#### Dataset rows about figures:

------------------------------------------------------------------------

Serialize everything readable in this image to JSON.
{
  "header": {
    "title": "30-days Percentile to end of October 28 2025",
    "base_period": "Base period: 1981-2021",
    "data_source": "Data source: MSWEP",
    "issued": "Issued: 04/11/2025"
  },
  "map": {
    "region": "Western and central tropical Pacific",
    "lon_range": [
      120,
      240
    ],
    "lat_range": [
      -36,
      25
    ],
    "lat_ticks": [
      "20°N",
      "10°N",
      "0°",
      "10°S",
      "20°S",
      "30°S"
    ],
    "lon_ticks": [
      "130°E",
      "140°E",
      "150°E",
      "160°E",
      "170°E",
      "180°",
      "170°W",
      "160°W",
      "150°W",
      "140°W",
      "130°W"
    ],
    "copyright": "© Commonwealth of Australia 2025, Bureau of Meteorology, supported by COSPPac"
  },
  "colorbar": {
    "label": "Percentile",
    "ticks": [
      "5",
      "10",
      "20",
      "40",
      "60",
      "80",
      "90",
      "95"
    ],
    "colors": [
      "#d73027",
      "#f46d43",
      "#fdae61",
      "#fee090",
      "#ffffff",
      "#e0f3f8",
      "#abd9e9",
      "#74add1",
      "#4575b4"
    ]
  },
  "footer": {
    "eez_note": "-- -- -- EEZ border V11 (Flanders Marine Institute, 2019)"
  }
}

------------------------------------------------------------------------

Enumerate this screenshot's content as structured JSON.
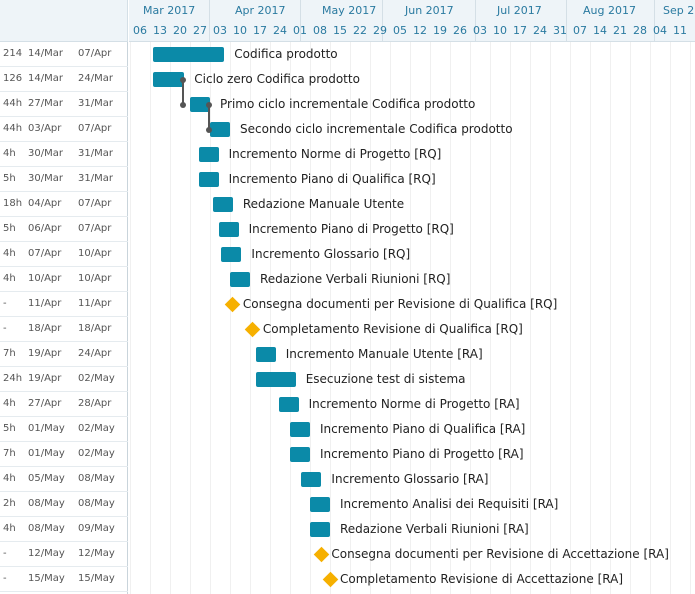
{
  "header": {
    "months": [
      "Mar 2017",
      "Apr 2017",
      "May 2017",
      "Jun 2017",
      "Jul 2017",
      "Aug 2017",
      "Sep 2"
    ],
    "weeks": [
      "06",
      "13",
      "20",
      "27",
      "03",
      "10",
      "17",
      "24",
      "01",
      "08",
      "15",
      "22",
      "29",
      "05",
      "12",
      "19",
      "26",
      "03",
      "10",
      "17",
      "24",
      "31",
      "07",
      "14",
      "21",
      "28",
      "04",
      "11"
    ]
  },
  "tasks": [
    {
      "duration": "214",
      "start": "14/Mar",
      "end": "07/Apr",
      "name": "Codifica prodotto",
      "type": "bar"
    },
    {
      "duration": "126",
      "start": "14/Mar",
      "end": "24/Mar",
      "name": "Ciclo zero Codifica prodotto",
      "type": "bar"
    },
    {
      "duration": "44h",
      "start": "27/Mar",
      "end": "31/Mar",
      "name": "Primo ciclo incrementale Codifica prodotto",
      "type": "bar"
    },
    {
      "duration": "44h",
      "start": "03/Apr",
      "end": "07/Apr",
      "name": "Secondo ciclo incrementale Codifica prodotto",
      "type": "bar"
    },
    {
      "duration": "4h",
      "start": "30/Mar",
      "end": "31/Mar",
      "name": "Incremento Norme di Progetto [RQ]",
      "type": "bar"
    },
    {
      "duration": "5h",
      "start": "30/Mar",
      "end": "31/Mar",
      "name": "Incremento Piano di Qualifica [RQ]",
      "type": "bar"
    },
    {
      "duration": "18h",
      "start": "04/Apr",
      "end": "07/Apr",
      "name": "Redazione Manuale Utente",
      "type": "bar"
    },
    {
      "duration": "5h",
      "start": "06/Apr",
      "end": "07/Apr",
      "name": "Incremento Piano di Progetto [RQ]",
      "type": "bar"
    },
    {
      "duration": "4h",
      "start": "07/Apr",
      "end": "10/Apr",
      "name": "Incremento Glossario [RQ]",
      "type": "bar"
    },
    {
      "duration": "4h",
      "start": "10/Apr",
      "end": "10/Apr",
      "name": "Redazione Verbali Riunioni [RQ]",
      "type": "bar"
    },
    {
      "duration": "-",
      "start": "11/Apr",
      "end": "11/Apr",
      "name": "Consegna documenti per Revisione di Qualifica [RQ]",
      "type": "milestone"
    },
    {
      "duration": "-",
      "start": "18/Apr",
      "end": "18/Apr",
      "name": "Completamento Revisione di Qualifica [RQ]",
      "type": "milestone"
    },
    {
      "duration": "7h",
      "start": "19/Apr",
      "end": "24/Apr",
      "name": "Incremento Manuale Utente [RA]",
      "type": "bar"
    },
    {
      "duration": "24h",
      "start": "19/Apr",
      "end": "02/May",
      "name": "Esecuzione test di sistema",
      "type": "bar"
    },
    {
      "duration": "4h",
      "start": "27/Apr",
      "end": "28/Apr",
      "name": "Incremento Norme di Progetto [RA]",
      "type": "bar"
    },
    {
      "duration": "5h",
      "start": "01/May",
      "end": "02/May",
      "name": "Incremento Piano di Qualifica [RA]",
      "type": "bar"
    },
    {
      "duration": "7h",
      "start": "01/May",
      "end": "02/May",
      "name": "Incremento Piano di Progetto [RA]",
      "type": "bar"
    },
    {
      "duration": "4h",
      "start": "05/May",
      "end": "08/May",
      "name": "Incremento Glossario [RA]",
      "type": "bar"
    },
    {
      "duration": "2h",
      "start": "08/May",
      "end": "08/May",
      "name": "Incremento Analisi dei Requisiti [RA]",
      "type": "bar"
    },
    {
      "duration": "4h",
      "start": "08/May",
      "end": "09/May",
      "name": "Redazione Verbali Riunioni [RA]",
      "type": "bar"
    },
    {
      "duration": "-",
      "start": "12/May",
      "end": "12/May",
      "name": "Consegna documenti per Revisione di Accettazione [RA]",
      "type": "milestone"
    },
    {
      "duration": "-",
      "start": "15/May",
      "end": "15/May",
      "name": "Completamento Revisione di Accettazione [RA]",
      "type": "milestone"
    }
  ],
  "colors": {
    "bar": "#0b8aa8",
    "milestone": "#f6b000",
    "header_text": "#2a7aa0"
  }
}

------------------------------------------------------------------------

Extract every line above containing the word "incrementale".

      "name": "Primo ciclo incrementale Codifica prodotto",
      "name": "Secondo ciclo incrementale Codifica prodotto",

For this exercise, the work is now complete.